- EXERCISE INPUT:
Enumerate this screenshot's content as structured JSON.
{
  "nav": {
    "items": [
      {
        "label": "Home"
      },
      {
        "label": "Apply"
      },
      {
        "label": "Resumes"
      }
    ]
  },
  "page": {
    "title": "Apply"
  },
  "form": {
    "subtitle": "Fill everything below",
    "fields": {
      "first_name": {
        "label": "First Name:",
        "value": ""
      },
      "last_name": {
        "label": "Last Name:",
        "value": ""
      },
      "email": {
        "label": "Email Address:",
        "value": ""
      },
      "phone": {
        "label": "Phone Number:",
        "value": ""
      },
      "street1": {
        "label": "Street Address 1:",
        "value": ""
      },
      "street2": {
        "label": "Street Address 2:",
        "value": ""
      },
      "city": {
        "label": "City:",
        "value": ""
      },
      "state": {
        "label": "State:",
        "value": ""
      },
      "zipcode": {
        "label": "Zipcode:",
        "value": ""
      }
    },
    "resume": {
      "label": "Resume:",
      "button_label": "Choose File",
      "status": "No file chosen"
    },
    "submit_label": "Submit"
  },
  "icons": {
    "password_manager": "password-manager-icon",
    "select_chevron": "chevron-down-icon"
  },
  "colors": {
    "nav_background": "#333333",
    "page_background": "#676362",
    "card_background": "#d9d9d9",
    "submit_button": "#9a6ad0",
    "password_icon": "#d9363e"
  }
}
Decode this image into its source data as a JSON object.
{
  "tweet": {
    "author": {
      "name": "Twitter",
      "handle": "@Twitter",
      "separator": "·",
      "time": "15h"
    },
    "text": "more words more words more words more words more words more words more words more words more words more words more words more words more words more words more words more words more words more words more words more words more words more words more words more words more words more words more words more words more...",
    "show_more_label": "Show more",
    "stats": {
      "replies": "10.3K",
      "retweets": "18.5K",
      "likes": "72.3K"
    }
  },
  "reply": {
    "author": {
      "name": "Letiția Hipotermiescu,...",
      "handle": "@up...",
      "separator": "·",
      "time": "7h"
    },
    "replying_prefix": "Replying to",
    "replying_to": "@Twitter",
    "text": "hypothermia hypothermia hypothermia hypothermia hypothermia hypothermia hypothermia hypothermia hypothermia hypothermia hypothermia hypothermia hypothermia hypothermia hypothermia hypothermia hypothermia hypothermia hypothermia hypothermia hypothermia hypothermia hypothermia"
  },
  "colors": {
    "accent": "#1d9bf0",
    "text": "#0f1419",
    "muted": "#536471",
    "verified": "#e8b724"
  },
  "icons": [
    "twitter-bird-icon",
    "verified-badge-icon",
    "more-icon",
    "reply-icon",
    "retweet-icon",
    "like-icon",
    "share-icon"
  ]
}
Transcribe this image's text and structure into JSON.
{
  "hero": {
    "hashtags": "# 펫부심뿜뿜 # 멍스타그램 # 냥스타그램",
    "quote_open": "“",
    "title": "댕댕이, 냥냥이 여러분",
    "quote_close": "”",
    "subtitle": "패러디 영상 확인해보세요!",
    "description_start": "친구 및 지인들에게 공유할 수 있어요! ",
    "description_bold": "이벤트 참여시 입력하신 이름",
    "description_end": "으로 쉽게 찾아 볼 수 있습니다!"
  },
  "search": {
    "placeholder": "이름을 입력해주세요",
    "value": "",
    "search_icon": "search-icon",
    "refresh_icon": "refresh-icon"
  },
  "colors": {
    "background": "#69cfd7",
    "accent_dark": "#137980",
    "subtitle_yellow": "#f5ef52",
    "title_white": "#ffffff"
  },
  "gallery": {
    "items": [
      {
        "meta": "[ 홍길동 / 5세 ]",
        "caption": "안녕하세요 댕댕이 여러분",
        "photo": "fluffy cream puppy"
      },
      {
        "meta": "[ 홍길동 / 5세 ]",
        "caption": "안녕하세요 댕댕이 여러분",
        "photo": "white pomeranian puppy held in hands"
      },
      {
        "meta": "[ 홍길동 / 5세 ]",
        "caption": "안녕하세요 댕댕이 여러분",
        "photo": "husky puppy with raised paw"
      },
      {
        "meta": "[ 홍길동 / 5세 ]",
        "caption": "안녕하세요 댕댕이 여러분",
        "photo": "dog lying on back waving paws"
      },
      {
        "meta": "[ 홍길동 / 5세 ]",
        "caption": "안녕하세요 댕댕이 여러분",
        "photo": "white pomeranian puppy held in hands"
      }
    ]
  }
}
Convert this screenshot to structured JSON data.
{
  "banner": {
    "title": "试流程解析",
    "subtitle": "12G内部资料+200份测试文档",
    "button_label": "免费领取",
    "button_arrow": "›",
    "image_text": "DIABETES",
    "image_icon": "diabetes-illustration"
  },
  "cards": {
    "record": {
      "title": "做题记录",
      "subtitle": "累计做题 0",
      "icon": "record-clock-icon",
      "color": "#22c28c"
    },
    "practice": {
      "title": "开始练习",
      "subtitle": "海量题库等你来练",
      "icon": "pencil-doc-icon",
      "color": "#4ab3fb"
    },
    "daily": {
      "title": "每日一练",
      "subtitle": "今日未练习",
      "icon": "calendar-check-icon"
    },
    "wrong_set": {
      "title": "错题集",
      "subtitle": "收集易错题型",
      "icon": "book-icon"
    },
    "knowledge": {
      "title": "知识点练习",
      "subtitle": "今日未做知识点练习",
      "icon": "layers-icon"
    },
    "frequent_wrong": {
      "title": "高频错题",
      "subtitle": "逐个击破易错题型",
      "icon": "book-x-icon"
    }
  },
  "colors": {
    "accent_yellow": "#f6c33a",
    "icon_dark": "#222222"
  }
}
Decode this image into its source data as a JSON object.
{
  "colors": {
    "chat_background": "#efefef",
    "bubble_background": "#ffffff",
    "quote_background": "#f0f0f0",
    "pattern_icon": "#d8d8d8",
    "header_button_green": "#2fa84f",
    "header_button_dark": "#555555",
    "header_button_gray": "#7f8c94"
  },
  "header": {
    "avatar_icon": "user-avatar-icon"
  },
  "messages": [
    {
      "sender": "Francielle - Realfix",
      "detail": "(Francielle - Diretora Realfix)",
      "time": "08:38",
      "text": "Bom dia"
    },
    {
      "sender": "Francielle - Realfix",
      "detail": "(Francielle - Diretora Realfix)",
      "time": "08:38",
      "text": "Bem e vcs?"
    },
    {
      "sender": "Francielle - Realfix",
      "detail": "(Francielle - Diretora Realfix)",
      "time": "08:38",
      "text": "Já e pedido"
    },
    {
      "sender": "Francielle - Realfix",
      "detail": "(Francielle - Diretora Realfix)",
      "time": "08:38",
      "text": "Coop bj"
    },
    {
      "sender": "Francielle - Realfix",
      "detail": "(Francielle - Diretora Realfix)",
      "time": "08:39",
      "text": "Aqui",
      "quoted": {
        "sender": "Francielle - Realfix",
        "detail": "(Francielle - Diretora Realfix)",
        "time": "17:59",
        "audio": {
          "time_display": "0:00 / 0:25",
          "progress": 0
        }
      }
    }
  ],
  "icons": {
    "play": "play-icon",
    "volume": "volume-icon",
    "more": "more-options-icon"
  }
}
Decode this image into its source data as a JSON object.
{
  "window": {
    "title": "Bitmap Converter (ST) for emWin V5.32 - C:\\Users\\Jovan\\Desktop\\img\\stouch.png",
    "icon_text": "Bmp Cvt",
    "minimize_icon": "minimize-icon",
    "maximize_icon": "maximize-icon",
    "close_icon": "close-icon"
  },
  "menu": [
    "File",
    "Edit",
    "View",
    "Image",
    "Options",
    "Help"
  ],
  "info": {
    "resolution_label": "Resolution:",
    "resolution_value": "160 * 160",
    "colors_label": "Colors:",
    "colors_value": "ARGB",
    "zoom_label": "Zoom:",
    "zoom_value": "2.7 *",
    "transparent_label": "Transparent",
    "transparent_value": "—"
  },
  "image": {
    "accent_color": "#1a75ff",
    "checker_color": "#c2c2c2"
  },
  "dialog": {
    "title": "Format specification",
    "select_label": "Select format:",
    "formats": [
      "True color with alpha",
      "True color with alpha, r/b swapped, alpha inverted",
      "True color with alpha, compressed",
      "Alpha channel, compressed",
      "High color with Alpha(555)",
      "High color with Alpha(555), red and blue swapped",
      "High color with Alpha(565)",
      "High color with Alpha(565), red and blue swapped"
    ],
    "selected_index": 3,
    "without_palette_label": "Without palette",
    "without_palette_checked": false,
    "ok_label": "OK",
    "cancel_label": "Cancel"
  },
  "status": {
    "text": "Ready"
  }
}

- DIRECTIONS FOR THIS TASK: Out of the records, collect only those lines that contain the string "Address".

- IN RESPONSE:
        "label": "Email Address:",
        "label": "Street Address 1:",
        "label": "Street Address 2:",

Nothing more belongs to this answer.